Required task
Print the listing in its entirety and exactly, leaving out images.

Task input
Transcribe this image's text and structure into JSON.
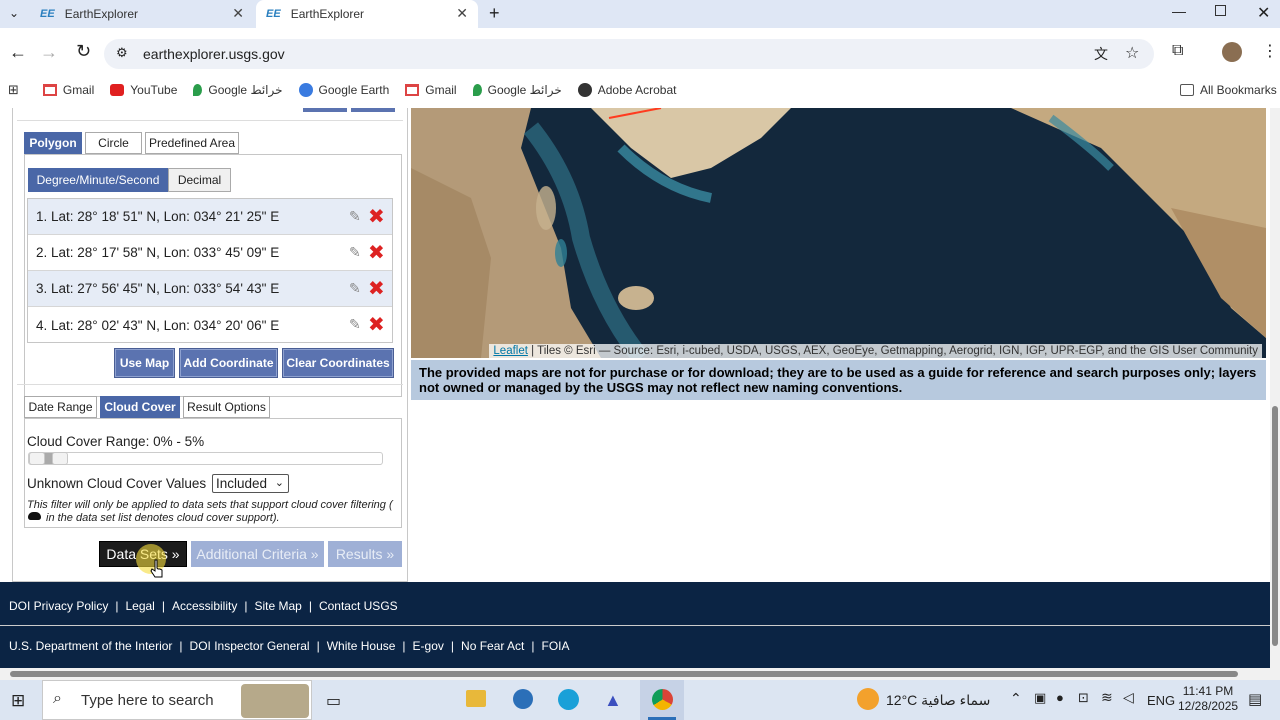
{
  "browser": {
    "tabs": [
      {
        "favicon": "EE",
        "title": "EarthExplorer",
        "active": false
      },
      {
        "favicon": "EE",
        "title": "EarthExplorer",
        "active": true
      }
    ],
    "url": "earthexplorer.usgs.gov",
    "bookmarks": [
      {
        "label": "Gmail",
        "icon": "gmail-icon"
      },
      {
        "label": "YouTube",
        "icon": "youtube-icon"
      },
      {
        "label": "Google خرائط",
        "icon": "maps-pin-icon"
      },
      {
        "label": "Google Earth",
        "icon": "earth-icon"
      },
      {
        "label": "Gmail",
        "icon": "gmail-icon"
      },
      {
        "label": "Google خرائط",
        "icon": "maps-pin-icon"
      },
      {
        "label": "Adobe Acrobat",
        "icon": "acrobat-icon"
      }
    ],
    "all_bookmarks": "All Bookmarks"
  },
  "area_tabs": {
    "polygon": "Polygon",
    "circle": "Circle",
    "predefined": "Predefined Area"
  },
  "format_tabs": {
    "dms": "Degree/Minute/Second",
    "decimal": "Decimal"
  },
  "coordinates": [
    "1.  Lat: 28° 18' 51\" N, Lon: 034° 21' 25\" E",
    "2.  Lat: 28° 17' 58\" N, Lon: 033° 45' 09\" E",
    "3.  Lat: 27° 56' 45\" N, Lon: 033° 54' 43\" E",
    "4.  Lat: 28° 02' 43\" N, Lon: 034° 20' 06\" E"
  ],
  "coord_buttons": {
    "use_map": "Use Map",
    "add": "Add Coordinate",
    "clear": "Clear Coordinates"
  },
  "criteria_tabs": {
    "date_range": "Date Range",
    "cloud_cover": "Cloud Cover",
    "result_options": "Result Options"
  },
  "cloud": {
    "range_label": "Cloud Cover Range: 0% - 5%",
    "range_min": 0,
    "range_max": 5,
    "unknown_label": "Unknown Cloud Cover Values",
    "unknown_selected": "Included",
    "note_line1": "This filter will only be applied to data sets that support cloud cover filtering (",
    "note_line2": "in the data set list denotes cloud cover support)."
  },
  "nav_buttons": {
    "data_sets": "Data Sets »",
    "additional": "Additional Criteria »",
    "results": "Results »"
  },
  "map": {
    "attribution_link": "Leaflet",
    "attribution_text": " | Tiles © Esri — Source: Esri, i-cubed, USDA, USGS, AEX, GeoEye, Getmapping, Aerogrid, IGN, IGP, UPR-EGP, and the GIS User Community"
  },
  "disclaimer": "The provided maps are not for purchase or for download; they are to be used as a guide for reference and search purposes only; layers not owned or managed by the USGS may not reflect new naming conventions.",
  "footer": {
    "row1": [
      "DOI Privacy Policy",
      "Legal",
      "Accessibility",
      "Site Map",
      "Contact USGS"
    ],
    "row2": [
      "U.S. Department of the Interior",
      "DOI Inspector General",
      "White House",
      "E-gov",
      "No Fear Act",
      "FOIA"
    ]
  },
  "taskbar": {
    "search_placeholder": "Type here to search",
    "weather": "12°C  سماء صافية",
    "lang": "ENG",
    "time": "11:41 PM",
    "date": "12/28/2025"
  },
  "colors": {
    "accent": "#4a67a7",
    "footer": "#0b2444",
    "disclaimer": "#b7c9de"
  }
}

Solution to this problem
Transcribe this image's text and structure into JSON.
{
  "browser": {
    "tabs": [
      {
        "favicon": "EE",
        "title": "EarthExplorer",
        "active": false
      },
      {
        "favicon": "EE",
        "title": "EarthExplorer",
        "active": true
      }
    ],
    "url": "earthexplorer.usgs.gov",
    "bookmarks": [
      {
        "label": "Gmail",
        "icon": "gmail-icon"
      },
      {
        "label": "YouTube",
        "icon": "youtube-icon"
      },
      {
        "label": "Google خرائط",
        "icon": "maps-pin-icon"
      },
      {
        "label": "Google Earth",
        "icon": "earth-icon"
      },
      {
        "label": "Gmail",
        "icon": "gmail-icon"
      },
      {
        "label": "Google خرائط",
        "icon": "maps-pin-icon"
      },
      {
        "label": "Adobe Acrobat",
        "icon": "acrobat-icon"
      }
    ],
    "all_bookmarks": "All Bookmarks"
  },
  "area_tabs": {
    "polygon": "Polygon",
    "circle": "Circle",
    "predefined": "Predefined Area"
  },
  "format_tabs": {
    "dms": "Degree/Minute/Second",
    "decimal": "Decimal"
  },
  "coordinates": [
    "1.  Lat: 28° 18' 51\" N, Lon: 034° 21' 25\" E",
    "2.  Lat: 28° 17' 58\" N, Lon: 033° 45' 09\" E",
    "3.  Lat: 27° 56' 45\" N, Lon: 033° 54' 43\" E",
    "4.  Lat: 28° 02' 43\" N, Lon: 034° 20' 06\" E"
  ],
  "coord_buttons": {
    "use_map": "Use Map",
    "add": "Add Coordinate",
    "clear": "Clear Coordinates"
  },
  "criteria_tabs": {
    "date_range": "Date Range",
    "cloud_cover": "Cloud Cover",
    "result_options": "Result Options"
  },
  "cloud": {
    "range_label": "Cloud Cover Range: 0% - 5%",
    "range_min": 0,
    "range_max": 5,
    "unknown_label": "Unknown Cloud Cover Values",
    "unknown_selected": "Included",
    "note_line1": "This filter will only be applied to data sets that support cloud cover filtering (",
    "note_line2": "in the data set list denotes cloud cover support)."
  },
  "nav_buttons": {
    "data_sets": "Data Sets »",
    "additional": "Additional Criteria »",
    "results": "Results »"
  },
  "map": {
    "attribution_link": "Leaflet",
    "attribution_text": " | Tiles © Esri — Source: Esri, i-cubed, USDA, USGS, AEX, GeoEye, Getmapping, Aerogrid, IGN, IGP, UPR-EGP, and the GIS User Community"
  },
  "disclaimer": "The provided maps are not for purchase or for download; they are to be used as a guide for reference and search purposes only; layers not owned or managed by the USGS may not reflect new naming conventions.",
  "footer": {
    "row1": [
      "DOI Privacy Policy",
      "Legal",
      "Accessibility",
      "Site Map",
      "Contact USGS"
    ],
    "row2": [
      "U.S. Department of the Interior",
      "DOI Inspector General",
      "White House",
      "E-gov",
      "No Fear Act",
      "FOIA"
    ]
  },
  "taskbar": {
    "search_placeholder": "Type here to search",
    "weather": "12°C  سماء صافية",
    "lang": "ENG",
    "time": "11:41 PM",
    "date": "12/28/2025"
  },
  "colors": {
    "accent": "#4a67a7",
    "footer": "#0b2444",
    "disclaimer": "#b7c9de"
  }
}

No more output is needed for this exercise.